**Dataset rows**
— BEGIN —

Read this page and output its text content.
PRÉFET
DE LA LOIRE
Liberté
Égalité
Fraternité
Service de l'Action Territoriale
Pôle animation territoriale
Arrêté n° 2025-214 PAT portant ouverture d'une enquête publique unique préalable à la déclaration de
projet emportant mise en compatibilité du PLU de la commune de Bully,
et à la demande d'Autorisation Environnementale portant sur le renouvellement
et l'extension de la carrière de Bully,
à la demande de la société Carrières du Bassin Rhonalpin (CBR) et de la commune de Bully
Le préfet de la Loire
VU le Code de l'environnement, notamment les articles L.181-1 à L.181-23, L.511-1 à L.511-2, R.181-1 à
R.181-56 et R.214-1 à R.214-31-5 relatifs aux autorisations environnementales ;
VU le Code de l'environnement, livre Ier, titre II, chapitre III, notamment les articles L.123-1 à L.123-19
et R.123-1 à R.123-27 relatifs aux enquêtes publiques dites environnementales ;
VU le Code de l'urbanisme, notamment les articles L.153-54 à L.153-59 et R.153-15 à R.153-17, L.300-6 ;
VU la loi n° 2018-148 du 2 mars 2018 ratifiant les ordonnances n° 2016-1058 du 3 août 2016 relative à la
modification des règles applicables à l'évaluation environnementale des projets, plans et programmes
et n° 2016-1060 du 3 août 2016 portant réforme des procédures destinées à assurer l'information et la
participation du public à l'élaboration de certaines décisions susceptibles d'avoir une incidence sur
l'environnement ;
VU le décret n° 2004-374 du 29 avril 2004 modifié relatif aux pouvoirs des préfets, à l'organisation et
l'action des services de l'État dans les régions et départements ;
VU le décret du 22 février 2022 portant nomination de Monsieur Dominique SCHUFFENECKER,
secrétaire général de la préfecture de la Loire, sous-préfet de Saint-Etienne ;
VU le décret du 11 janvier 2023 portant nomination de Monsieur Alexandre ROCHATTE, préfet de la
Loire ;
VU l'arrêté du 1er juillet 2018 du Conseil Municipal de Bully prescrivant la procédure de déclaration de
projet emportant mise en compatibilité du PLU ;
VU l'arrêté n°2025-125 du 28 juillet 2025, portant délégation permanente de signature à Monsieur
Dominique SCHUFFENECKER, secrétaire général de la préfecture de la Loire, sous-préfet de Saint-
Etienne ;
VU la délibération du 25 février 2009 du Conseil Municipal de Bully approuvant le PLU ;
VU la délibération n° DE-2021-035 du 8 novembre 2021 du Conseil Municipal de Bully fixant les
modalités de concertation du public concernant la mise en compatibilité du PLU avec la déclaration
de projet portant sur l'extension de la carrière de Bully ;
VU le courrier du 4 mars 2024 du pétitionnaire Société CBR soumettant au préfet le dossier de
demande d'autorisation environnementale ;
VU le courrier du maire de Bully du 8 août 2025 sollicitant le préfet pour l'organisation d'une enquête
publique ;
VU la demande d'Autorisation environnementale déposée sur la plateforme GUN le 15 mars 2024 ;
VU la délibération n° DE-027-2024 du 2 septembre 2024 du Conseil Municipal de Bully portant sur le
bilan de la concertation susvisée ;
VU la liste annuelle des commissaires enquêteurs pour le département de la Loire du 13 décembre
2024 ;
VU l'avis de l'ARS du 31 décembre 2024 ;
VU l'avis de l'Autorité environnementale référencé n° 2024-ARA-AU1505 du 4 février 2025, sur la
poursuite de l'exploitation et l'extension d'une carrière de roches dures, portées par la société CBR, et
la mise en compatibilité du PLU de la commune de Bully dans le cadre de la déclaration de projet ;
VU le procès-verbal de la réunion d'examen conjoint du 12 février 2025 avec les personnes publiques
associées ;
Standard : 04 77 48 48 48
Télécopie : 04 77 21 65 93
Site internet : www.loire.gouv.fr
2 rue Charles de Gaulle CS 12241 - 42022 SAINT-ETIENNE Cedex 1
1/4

— END —

**Problem**
Every entry must be output again, exactly as written above.

**Correct output**
Read this page and output its text content.
PRÉFET
DE LA LOIRE
Liberté
Égalité
Fraternité
Service de l'Action Territoriale
Pôle animation territoriale
Arrêté n° 2025-214 PAT portant ouverture d'une enquête publique unique préalable à la déclaration de
projet emportant mise en compatibilité du PLU de la commune de Bully,
et à la demande d'Autorisation Environnementale portant sur le renouvellement
et l'extension de la carrière de Bully,
à la demande de la société Carrières du Bassin Rhonalpin (CBR) et de la commune de Bully
Le préfet de la Loire
VU le Code de l'environnement, notamment les articles L.181-1 à L.181-23, L.511-1 à L.511-2, R.181-1 à
R.181-56 et R.214-1 à R.214-31-5 relatifs aux autorisations environnementales ;
VU le Code de l'environnement, livre Ier, titre II, chapitre III, notamment les articles L.123-1 à L.123-19
et R.123-1 à R.123-27 relatifs aux enquêtes publiques dites environnementales ;
VU le Code de l'urbanisme, notamment les articles L.153-54 à L.153-59 et R.153-15 à R.153-17, L.300-6 ;
VU la loi n° 2018-148 du 2 mars 2018 ratifiant les ordonnances n° 2016-1058 du 3 août 2016 relative à la
modification des règles applicables à l'évaluation environnementale des projets, plans et programmes
et n° 2016-1060 du 3 août 2016 portant réforme des procédures destinées à assurer l'information et la
participation du public à l'élaboration de certaines décisions susceptibles d'avoir une incidence sur
l'environnement ;
VU le décret n° 2004-374 du 29 avril 2004 modifié relatif aux pouvoirs des préfets, à l'organisation et
l'action des services de l'État dans les régions et départements ;
VU le décret du 22 février 2022 portant nomination de Monsieur Dominique SCHUFFENECKER,
secrétaire général de la préfecture de la Loire, sous-préfet de Saint-Etienne ;
VU le décret du 11 janvier 2023 portant nomination de Monsieur Alexandre ROCHATTE, préfet de la
Loire ;
VU l'arrêté du 1er juillet 2018 du Conseil Municipal de Bully prescrivant la procédure de déclaration de
projet emportant mise en compatibilité du PLU ;
VU l'arrêté n°2025-125 du 28 juillet 2025, portant délégation permanente de signature à Monsieur
Dominique SCHUFFENECKER, secrétaire général de la préfecture de la Loire, sous-préfet de Saint-
Etienne ;
VU la délibération du 25 février 2009 du Conseil Municipal de Bully approuvant le PLU ;
VU la délibération n° DE-2021-035 du 8 novembre 2021 du Conseil Municipal de Bully fixant les
modalités de concertation du public concernant la mise en compatibilité du PLU avec la déclaration
de projet portant sur l'extension de la carrière de Bully ;
VU le courrier du 4 mars 2024 du pétitionnaire Société CBR soumettant au préfet le dossier de
demande d'autorisation environnementale ;
VU le courrier du maire de Bully du 8 août 2025 sollicitant le préfet pour l'organisation d'une enquête
publique ;
VU la demande d'Autorisation environnementale déposée sur la plateforme GUN le 15 mars 2024 ;
VU la délibération n° DE-027-2024 du 2 septembre 2024 du Conseil Municipal de Bully portant sur le
bilan de la concertation susvisée ;
VU la liste annuelle des commissaires enquêteurs pour le département de la Loire du 13 décembre
2024 ;
VU l'avis de l'ARS du 31 décembre 2024 ;
VU l'avis de l'Autorité environnementale référencé n° 2024-ARA-AU1505 du 4 février 2025, sur la
poursuite de l'exploitation et l'extension d'une carrière de roches dures, portées par la société CBR, et
la mise en compatibilité du PLU de la commune de Bully dans le cadre de la déclaration de projet ;
VU le procès-verbal de la réunion d'examen conjoint du 12 février 2025 avec les personnes publiques
associées ;
Standard : 04 77 48 48 48
Télécopie : 04 77 21 65 93
Site internet : www.loire.gouv.fr
2 rue Charles de Gaulle CS 12241 - 42022 SAINT-ETIENNE Cedex 1
1/4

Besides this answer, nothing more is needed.